■ **Request**:
Look for the word "چراغ" in each line and report the count of matching lines, with nothing added.

* START Extracted information *

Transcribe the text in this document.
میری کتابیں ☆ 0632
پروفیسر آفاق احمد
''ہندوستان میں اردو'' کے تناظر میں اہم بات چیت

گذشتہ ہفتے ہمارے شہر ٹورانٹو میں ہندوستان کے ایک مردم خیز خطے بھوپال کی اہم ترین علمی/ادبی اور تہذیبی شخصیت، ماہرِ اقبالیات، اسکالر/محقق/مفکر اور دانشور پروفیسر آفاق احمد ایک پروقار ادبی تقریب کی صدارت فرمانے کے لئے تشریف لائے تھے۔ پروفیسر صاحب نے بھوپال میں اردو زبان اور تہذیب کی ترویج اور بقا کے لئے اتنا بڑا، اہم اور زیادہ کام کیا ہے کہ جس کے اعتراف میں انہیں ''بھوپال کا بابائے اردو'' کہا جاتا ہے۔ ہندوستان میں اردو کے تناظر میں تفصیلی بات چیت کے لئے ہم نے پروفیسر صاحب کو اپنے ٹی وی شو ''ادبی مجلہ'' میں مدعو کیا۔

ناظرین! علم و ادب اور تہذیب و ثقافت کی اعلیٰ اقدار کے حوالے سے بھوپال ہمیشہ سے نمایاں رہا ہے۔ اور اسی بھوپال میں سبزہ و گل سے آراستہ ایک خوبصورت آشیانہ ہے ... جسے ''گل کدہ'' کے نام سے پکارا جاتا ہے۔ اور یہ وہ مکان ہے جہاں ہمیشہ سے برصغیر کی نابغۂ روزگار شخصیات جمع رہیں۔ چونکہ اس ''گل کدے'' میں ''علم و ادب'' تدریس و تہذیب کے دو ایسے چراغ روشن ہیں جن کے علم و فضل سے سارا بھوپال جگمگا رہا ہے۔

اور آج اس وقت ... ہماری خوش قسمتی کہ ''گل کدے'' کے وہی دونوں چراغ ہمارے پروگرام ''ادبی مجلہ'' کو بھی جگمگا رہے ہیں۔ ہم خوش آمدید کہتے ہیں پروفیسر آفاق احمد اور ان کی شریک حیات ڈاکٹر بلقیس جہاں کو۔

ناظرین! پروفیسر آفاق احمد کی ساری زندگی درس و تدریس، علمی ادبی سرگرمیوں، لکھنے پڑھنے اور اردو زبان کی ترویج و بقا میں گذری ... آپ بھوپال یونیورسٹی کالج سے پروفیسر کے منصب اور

* END Extracted information *

■ **Task output**:
2